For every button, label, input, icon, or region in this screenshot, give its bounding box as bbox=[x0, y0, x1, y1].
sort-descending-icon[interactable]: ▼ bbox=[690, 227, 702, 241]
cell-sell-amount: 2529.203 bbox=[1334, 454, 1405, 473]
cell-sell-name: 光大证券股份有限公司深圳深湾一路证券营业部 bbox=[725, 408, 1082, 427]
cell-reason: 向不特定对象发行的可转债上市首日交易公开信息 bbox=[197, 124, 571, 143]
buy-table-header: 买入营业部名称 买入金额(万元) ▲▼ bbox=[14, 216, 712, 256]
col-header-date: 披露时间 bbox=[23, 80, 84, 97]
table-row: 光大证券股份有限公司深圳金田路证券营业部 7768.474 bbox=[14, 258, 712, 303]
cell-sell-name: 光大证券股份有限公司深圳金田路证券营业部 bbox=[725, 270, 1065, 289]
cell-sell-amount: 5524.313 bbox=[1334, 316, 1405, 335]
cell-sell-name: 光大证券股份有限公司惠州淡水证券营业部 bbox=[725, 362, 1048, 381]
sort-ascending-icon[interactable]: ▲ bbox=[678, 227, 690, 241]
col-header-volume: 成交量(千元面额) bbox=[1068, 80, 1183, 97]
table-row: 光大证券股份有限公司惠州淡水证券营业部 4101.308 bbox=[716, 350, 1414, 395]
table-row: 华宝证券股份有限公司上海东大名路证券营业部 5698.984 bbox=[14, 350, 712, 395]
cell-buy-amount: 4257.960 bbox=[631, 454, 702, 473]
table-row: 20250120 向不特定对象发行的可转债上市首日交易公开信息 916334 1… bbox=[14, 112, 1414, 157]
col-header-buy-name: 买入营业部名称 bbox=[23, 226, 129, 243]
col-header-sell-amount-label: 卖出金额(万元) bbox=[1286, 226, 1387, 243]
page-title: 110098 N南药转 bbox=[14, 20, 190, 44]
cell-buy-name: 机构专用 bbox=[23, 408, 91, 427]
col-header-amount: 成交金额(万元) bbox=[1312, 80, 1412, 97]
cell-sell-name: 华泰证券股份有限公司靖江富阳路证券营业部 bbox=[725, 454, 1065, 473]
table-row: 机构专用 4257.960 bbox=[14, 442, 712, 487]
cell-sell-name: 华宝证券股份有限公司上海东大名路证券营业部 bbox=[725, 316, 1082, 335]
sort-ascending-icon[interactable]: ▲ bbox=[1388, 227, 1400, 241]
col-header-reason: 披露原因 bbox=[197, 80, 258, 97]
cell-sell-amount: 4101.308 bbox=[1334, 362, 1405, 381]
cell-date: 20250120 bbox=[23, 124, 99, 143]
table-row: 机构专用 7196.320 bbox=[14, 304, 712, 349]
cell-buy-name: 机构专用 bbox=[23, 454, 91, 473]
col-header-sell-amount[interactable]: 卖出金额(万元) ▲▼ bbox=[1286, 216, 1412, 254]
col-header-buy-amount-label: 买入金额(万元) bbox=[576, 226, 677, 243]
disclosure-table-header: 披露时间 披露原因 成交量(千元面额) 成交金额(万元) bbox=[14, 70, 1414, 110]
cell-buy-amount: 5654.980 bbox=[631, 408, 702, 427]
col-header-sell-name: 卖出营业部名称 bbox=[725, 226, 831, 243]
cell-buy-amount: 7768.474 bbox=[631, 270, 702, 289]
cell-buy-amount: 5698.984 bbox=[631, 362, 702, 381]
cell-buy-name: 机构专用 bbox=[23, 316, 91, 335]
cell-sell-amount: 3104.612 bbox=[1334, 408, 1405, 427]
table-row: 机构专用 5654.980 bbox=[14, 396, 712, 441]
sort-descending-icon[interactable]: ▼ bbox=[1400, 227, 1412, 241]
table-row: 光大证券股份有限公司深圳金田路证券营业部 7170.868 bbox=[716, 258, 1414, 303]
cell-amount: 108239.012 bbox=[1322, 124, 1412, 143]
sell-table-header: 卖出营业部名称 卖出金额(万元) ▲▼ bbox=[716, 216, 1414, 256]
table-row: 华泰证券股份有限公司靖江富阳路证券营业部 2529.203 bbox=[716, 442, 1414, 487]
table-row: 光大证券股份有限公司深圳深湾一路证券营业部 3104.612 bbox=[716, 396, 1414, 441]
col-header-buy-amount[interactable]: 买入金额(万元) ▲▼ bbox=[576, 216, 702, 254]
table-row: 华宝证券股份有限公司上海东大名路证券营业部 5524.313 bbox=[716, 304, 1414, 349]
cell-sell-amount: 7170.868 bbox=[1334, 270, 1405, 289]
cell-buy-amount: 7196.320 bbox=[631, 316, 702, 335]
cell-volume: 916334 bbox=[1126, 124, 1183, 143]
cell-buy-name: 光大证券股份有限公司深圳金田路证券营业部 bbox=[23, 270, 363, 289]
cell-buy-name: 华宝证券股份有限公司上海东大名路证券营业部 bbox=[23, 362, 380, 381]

### What to work on
Pick out each line above that contains the string "披露时间" and copy those lines. Case counts.

### Exercise result
col-header-date: 披露时间 bbox=[23, 80, 84, 97]
disclosure-table-header: 披露时间 披露原因 成交量(千元面额) 成交金额(万元) bbox=[14, 70, 1414, 110]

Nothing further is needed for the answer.